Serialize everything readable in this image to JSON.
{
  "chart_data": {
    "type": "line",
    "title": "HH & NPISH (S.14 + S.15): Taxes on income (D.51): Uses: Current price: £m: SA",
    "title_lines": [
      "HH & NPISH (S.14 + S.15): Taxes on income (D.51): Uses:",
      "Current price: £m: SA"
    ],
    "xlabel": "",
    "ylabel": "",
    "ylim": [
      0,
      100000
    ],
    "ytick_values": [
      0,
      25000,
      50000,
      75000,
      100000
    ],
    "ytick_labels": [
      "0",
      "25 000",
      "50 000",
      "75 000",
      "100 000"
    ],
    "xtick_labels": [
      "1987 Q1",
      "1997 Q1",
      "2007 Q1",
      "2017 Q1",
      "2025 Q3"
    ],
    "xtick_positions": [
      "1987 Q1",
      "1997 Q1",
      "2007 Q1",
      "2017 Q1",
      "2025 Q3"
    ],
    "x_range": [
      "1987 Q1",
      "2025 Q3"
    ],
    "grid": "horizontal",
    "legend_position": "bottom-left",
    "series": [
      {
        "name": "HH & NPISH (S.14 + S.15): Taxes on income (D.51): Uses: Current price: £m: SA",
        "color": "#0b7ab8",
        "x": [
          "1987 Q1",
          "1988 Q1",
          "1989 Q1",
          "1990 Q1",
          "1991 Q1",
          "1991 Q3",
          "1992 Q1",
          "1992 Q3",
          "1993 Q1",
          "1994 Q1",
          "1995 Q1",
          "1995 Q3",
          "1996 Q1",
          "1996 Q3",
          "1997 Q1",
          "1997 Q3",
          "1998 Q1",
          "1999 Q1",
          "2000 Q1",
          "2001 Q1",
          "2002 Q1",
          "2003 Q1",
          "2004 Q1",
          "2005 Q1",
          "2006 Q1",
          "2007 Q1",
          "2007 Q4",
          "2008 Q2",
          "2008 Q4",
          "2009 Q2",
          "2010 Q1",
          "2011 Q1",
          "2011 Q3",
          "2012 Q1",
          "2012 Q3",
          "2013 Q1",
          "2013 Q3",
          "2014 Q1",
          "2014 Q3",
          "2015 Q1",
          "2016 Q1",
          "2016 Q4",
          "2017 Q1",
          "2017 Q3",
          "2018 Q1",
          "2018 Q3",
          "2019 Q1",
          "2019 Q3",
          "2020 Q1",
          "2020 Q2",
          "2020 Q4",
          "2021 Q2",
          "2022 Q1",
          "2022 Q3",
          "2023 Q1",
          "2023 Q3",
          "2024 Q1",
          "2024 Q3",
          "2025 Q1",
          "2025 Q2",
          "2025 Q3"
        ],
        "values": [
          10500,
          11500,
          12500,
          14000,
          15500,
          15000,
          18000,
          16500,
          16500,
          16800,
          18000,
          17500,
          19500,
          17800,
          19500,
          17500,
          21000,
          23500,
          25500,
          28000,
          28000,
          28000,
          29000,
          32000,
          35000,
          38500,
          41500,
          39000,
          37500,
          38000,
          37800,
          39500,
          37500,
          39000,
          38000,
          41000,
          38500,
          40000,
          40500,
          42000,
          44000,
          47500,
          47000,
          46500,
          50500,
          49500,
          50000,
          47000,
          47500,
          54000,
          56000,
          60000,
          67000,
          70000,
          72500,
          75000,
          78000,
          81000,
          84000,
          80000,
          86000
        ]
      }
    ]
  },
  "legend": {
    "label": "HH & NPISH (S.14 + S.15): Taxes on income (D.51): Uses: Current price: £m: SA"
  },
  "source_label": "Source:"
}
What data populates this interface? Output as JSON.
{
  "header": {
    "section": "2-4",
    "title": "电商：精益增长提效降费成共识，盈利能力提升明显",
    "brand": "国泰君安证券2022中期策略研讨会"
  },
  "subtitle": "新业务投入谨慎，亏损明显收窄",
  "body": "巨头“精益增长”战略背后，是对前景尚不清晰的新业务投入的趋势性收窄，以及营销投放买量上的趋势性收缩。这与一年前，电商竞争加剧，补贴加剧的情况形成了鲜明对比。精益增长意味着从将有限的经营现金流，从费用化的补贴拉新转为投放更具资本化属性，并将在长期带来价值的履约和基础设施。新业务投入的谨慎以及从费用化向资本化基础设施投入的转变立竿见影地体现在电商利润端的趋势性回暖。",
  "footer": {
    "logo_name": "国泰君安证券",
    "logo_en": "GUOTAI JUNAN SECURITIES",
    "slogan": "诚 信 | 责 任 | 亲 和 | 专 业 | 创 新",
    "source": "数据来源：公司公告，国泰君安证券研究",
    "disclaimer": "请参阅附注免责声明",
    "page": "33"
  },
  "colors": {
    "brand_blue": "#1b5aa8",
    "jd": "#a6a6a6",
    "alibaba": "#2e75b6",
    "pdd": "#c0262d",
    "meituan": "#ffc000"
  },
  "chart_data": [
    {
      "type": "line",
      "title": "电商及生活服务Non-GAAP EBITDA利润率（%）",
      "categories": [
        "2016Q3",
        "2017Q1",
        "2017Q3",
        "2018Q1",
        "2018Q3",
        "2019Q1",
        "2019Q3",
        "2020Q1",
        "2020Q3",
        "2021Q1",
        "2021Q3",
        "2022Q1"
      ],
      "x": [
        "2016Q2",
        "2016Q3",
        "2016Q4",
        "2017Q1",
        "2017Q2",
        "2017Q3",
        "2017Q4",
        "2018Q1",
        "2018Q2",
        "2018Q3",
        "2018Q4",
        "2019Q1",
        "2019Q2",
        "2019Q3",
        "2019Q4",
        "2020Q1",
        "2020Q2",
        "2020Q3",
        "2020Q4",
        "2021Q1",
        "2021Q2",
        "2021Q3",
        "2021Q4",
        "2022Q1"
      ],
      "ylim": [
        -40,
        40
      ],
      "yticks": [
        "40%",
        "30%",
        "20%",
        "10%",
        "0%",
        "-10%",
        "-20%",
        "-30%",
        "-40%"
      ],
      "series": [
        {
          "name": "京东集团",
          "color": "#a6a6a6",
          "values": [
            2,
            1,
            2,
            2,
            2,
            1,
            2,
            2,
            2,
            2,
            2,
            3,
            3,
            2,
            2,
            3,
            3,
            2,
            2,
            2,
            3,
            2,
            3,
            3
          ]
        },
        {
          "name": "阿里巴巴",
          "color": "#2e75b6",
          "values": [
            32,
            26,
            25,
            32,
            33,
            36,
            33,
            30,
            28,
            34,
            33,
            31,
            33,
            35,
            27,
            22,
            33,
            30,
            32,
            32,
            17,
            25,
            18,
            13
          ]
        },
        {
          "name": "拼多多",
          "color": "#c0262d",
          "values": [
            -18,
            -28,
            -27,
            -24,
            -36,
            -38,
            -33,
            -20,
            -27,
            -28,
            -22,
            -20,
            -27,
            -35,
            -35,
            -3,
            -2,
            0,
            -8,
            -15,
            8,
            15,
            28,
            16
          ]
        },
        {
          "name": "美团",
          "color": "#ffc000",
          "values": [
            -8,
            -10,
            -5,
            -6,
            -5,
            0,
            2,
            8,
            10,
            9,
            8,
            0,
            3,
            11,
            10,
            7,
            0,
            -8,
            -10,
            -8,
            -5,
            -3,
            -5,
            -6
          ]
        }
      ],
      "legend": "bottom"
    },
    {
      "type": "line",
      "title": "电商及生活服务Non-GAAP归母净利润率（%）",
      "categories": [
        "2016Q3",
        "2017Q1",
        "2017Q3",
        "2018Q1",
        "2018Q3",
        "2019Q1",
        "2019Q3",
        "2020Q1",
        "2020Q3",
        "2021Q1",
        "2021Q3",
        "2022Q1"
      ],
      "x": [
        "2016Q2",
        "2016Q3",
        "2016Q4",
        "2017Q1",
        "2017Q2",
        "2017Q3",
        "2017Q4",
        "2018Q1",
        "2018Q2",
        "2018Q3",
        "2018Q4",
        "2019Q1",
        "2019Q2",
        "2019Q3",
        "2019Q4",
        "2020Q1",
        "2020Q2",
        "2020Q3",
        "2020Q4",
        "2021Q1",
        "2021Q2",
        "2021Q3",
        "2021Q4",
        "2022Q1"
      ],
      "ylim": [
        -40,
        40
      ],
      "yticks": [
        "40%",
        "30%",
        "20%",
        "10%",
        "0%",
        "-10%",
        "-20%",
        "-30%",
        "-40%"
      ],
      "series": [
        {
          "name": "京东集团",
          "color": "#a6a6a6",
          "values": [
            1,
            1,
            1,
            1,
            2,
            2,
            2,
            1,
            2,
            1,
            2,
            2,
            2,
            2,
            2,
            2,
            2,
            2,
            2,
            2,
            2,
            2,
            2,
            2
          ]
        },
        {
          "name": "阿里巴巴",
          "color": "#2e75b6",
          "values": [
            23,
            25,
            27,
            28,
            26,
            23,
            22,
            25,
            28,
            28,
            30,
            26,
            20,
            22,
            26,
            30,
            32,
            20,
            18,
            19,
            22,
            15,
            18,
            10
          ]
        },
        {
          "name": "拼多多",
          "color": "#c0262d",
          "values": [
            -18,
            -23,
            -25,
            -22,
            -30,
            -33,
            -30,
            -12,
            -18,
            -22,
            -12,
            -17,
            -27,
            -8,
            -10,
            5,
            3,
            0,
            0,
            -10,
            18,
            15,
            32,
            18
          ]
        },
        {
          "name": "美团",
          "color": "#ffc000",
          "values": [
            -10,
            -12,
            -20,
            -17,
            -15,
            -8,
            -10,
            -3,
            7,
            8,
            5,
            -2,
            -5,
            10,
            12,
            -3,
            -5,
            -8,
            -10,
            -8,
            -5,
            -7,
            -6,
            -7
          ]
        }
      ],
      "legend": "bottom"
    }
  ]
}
:::
Find the word "this" in the data and copy out each line where it turns up.

Serialize everything readable in this image to JSON.
What data populates this interface? Output as JSON.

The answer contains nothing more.